Recently my youngest son, who is 39 years old, visited and we went to Walmart to pick up a few things. As we were walking through the store, I noticed that he always positioned himself about four to six feet in front of me.
We have shopped together many times. I'm guessing he has always done this, but this one night I was tired and I noticed, and it occurred to me that I also knew why he did that. His father taught him to do that to me. I can only hope he never does that to any other woman, but I fear he might.
As I was walking along looking at his back, I couldn't help but notice how much he looks like his father from the back. I know this because his walking like that reminded me of the 22 years I was married to his father, which was 22 years of my having to walk at least four to six feet behind him wherever we were.
My sons' father always kept me looking at his back if we were in a store or walking anywhere really, at an amusement park, hiking in the woods, etc. He used to say it was my place to walk behind him. He also used to say I was his. He said he had my title laying around somewhere talking about our marriage license. I endured this for my sons. I never realized at the time how their father was treating me was teaching them how to treat women.

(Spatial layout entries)

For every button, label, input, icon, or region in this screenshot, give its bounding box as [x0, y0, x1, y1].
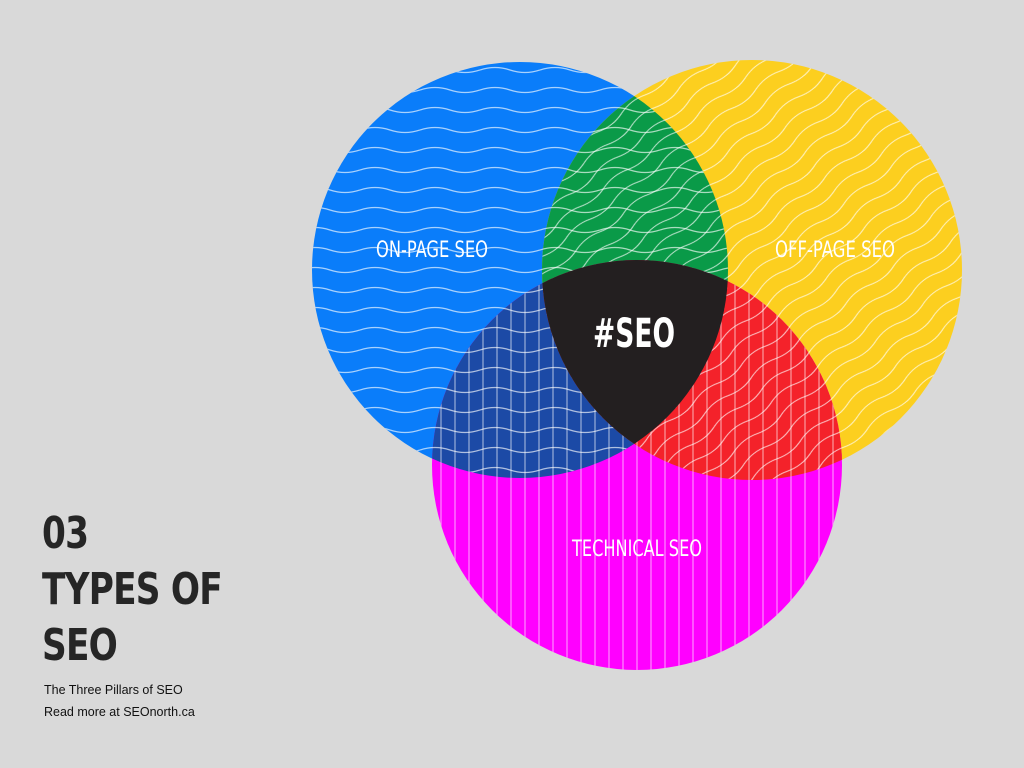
on-page-seo-label: ON-PAGE SEO	[376, 238, 488, 263]
subtitle: The Three Pillars of SEO	[44, 683, 183, 697]
headline: 03 TYPES OF SEO	[42, 506, 223, 674]
off-page-seo-label: OFF-PAGE SEO	[775, 238, 895, 263]
seo-center-label: #SEO	[593, 311, 675, 357]
headline-seo: SEO	[42, 620, 118, 671]
headline-number: 03	[42, 508, 89, 559]
technical-seo-label: TECHNICAL SEO	[571, 537, 702, 562]
technical-line-texture	[432, 260, 842, 670]
headline-types-of: TYPES OF	[42, 564, 223, 615]
read-more-link[interactable]: Read more at SEOnorth.ca	[44, 705, 195, 719]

WHAT TO DO:
(a) According to the Walmart story, how many years was the narrator married to the sons' father?
(b) Resume the Walmart story after its last sentence.
The material comes from a different source than the Walmart story.

TASK RESPONSES:
(a) 22 years.

(b)
The key words in the above paragraph are "used to say." I divorced my sons' father 22 years ago. The incident at Walmart made me try to remember if anyone else I ever shop with has made me walk behind them, but in those 22 years since the divorce, I couldn't think of anyone else who has done that to me.
It hit me like a ton of bricks that night at Walmart. My son was treating me just like his father treated me. He never even thought about it. It never occurred to him that he was being disrespectful of his mother. If I walked faster to catch up with him, he would speed up...just like his father.
I wanted to tell him he was being disrespectful, but I knew it would cause a fight and he was leaving in a few hours, so I held my tongue. Whatever I say now won't change all those years of his father's behavior teaching him how to treat women.
I used to try to get his father to walk with me those first few years of marriage, but the silent punishment he doled out when I mentioned anything like that just became not worth it.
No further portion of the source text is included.